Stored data
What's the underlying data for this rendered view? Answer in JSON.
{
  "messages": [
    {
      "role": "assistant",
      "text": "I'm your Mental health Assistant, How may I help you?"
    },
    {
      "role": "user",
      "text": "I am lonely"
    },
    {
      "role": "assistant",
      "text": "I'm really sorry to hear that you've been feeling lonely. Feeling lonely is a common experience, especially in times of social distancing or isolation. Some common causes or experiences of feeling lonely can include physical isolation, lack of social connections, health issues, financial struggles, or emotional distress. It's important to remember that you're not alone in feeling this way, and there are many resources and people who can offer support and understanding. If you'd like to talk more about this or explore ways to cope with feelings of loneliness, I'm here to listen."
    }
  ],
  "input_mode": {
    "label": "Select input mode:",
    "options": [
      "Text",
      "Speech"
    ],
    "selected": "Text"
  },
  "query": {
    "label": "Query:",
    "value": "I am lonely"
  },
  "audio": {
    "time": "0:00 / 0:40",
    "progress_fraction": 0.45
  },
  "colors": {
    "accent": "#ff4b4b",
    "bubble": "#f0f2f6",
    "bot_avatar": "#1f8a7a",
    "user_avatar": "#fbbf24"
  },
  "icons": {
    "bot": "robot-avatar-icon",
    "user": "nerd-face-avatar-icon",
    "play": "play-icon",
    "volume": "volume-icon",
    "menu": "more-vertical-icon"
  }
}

---

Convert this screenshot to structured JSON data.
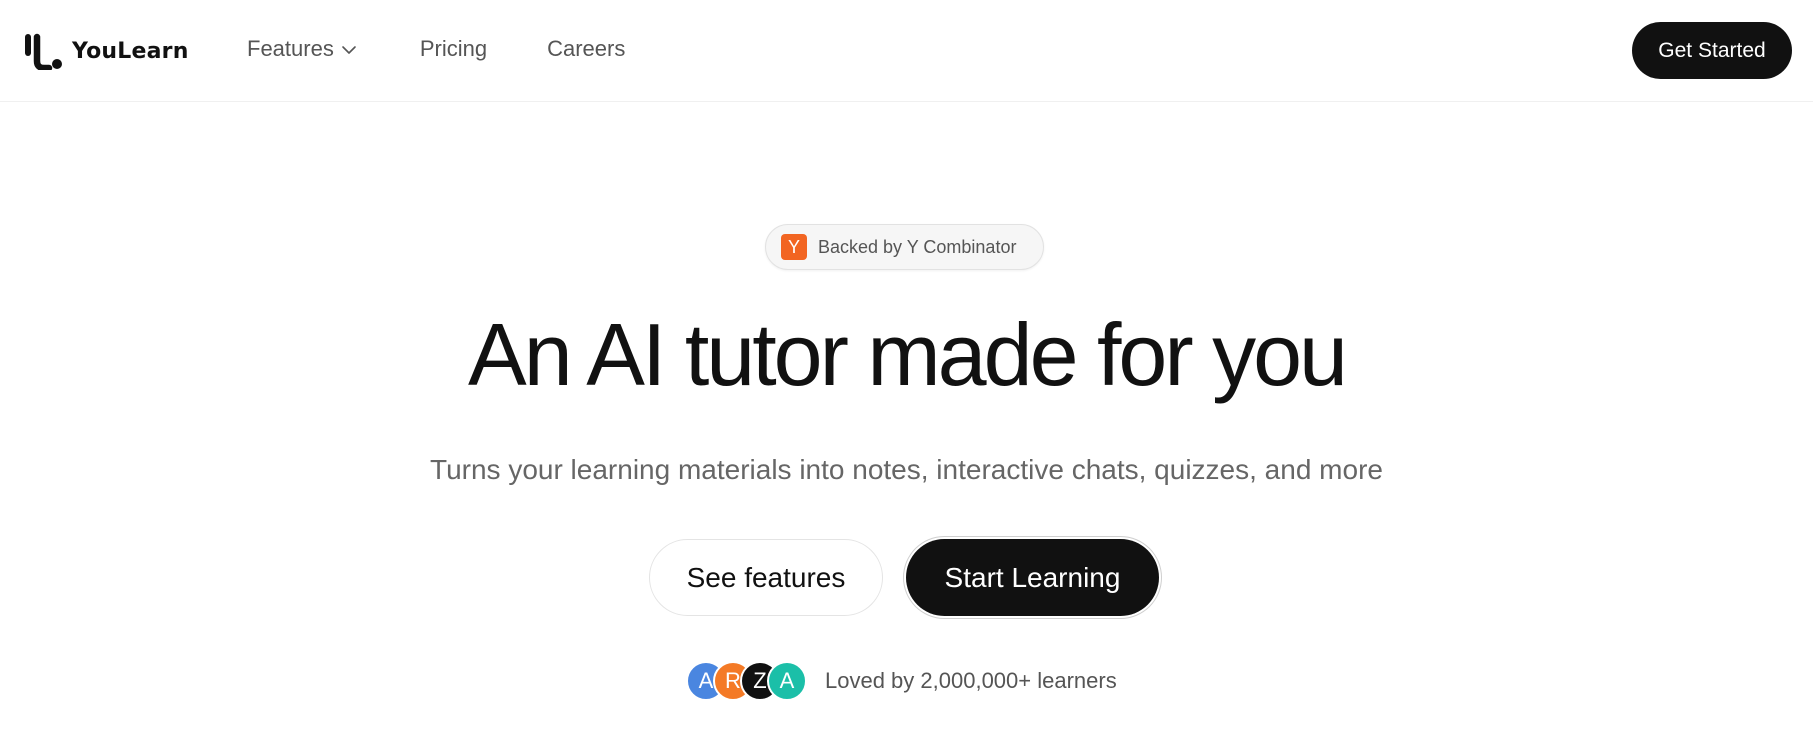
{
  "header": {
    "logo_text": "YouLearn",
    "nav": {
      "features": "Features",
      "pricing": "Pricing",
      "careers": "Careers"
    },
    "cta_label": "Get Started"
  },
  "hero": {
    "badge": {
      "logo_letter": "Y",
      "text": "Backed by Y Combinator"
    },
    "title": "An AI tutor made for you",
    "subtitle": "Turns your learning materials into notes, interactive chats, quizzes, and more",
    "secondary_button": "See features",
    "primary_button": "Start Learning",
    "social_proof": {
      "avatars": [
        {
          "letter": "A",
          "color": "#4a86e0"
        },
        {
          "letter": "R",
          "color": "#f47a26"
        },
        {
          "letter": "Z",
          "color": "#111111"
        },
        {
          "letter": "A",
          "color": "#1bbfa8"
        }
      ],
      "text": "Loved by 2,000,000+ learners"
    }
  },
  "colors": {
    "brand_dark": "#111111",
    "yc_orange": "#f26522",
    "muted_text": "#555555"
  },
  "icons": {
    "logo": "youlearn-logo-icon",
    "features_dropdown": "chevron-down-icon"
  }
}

...

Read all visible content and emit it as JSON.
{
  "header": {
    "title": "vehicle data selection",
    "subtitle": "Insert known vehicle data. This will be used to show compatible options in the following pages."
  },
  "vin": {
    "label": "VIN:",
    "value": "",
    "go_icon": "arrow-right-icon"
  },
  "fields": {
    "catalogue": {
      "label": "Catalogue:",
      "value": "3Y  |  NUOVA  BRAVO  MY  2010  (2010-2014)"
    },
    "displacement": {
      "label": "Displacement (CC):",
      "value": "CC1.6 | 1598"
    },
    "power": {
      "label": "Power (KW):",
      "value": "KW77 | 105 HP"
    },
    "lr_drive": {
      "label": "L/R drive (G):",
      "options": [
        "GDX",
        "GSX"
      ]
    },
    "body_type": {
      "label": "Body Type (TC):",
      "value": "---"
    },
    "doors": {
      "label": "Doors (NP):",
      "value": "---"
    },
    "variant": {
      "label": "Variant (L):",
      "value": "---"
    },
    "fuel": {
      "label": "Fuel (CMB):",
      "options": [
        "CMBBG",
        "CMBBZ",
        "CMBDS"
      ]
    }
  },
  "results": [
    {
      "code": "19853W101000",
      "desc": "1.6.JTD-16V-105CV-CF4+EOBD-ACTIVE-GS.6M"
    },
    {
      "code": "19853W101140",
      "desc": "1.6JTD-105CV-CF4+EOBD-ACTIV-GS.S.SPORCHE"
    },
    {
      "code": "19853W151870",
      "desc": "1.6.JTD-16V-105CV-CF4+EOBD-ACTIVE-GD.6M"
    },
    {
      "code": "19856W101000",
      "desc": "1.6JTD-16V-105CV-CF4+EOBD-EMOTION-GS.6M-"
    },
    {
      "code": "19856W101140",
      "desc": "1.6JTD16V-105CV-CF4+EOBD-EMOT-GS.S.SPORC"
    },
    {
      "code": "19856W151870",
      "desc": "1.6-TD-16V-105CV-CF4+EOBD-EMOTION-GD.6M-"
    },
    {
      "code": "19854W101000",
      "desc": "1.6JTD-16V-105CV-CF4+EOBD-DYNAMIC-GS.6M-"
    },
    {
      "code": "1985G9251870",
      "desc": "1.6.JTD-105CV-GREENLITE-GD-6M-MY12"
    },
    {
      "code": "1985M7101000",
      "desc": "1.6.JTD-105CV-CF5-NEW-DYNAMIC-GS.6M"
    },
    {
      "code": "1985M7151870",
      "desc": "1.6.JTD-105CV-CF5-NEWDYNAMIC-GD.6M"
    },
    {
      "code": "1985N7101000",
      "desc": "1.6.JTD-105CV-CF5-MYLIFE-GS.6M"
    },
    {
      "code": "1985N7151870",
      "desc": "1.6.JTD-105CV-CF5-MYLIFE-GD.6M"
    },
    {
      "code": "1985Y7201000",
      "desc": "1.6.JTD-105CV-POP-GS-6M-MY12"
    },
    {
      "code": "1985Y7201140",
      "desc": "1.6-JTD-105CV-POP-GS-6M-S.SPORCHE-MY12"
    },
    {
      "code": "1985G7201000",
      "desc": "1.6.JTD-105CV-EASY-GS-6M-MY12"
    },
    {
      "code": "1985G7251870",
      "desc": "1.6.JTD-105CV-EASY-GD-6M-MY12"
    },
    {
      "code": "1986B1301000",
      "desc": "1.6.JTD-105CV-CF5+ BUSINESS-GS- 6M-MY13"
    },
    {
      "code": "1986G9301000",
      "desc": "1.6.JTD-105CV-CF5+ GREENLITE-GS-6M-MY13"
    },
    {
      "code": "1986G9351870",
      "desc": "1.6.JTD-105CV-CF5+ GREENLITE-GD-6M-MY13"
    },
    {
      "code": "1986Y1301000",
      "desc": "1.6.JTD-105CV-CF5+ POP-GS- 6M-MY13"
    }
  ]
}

:: Goal ::
Look over the records above and copy each line that includes the string "vehicle".

:: Reply ::
    "title": "vehicle data selection",
    "subtitle": "Insert known vehicle data. This will be used to show compatible options in the following pages."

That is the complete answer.